[What is required] Give the listing again in full, exactly as written.

[Entries supplied]
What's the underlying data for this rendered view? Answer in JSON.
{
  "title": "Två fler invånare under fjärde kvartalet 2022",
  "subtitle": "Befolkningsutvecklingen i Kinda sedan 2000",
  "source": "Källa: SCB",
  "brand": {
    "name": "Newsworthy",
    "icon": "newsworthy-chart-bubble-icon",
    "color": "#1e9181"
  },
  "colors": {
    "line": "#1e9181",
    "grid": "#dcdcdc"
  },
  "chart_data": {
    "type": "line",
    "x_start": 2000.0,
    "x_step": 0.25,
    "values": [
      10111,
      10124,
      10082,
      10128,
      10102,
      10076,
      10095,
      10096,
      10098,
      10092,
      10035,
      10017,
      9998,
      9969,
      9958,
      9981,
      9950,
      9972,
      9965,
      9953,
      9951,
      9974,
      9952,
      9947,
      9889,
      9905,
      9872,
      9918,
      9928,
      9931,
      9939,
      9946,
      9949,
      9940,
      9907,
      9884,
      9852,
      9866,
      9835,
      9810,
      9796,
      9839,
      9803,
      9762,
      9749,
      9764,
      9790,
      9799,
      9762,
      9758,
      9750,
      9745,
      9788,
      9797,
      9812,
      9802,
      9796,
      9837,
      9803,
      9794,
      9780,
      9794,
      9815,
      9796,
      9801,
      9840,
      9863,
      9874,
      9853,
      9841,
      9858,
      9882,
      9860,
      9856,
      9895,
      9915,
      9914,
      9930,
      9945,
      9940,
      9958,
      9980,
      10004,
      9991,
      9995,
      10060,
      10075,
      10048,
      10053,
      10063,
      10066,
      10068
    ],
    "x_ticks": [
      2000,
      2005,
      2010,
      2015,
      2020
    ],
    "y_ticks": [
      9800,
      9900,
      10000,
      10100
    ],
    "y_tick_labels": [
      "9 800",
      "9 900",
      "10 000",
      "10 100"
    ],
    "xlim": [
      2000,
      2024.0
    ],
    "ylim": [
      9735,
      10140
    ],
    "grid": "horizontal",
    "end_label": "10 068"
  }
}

[Answer for this exercise]
What's the underlying data for this rendered view? Answer in JSON.
{
  "title": "Två fler invånare under fjärde kvartalet 2022",
  "subtitle": "Befolkningsutvecklingen i Kinda sedan 2000",
  "source": "Källa: SCB",
  "brand": {
    "name": "Newsworthy",
    "icon": "newsworthy-chart-bubble-icon",
    "color": "#1e9181"
  },
  "colors": {
    "line": "#1e9181",
    "grid": "#dcdcdc"
  },
  "chart_data": {
    "type": "line",
    "x_start": 2000.0,
    "x_step": 0.25,
    "values": [
      10111,
      10124,
      10082,
      10128,
      10102,
      10076,
      10095,
      10096,
      10098,
      10092,
      10035,
      10017,
      9998,
      9969,
      9958,
      9981,
      9950,
      9972,
      9965,
      9953,
      9951,
      9974,
      9952,
      9947,
      9889,
      9905,
      9872,
      9918,
      9928,
      9931,
      9939,
      9946,
      9949,
      9940,
      9907,
      9884,
      9852,
      9866,
      9835,
      9810,
      9796,
      9839,
      9803,
      9762,
      9749,
      9764,
      9790,
      9799,
      9762,
      9758,
      9750,
      9745,
      9788,
      9797,
      9812,
      9802,
      9796,
      9837,
      9803,
      9794,
      9780,
      9794,
      9815,
      9796,
      9801,
      9840,
      9863,
      9874,
      9853,
      9841,
      9858,
      9882,
      9860,
      9856,
      9895,
      9915,
      9914,
      9930,
      9945,
      9940,
      9958,
      9980,
      10004,
      9991,
      9995,
      10060,
      10075,
      10048,
      10053,
      10063,
      10066,
      10068
    ],
    "x_ticks": [
      2000,
      2005,
      2010,
      2015,
      2020
    ],
    "y_ticks": [
      9800,
      9900,
      10000,
      10100
    ],
    "y_tick_labels": [
      "9 800",
      "9 900",
      "10 000",
      "10 100"
    ],
    "xlim": [
      2000,
      2024.0
    ],
    "ylim": [
      9735,
      10140
    ],
    "grid": "horizontal",
    "end_label": "10 068"
  }
}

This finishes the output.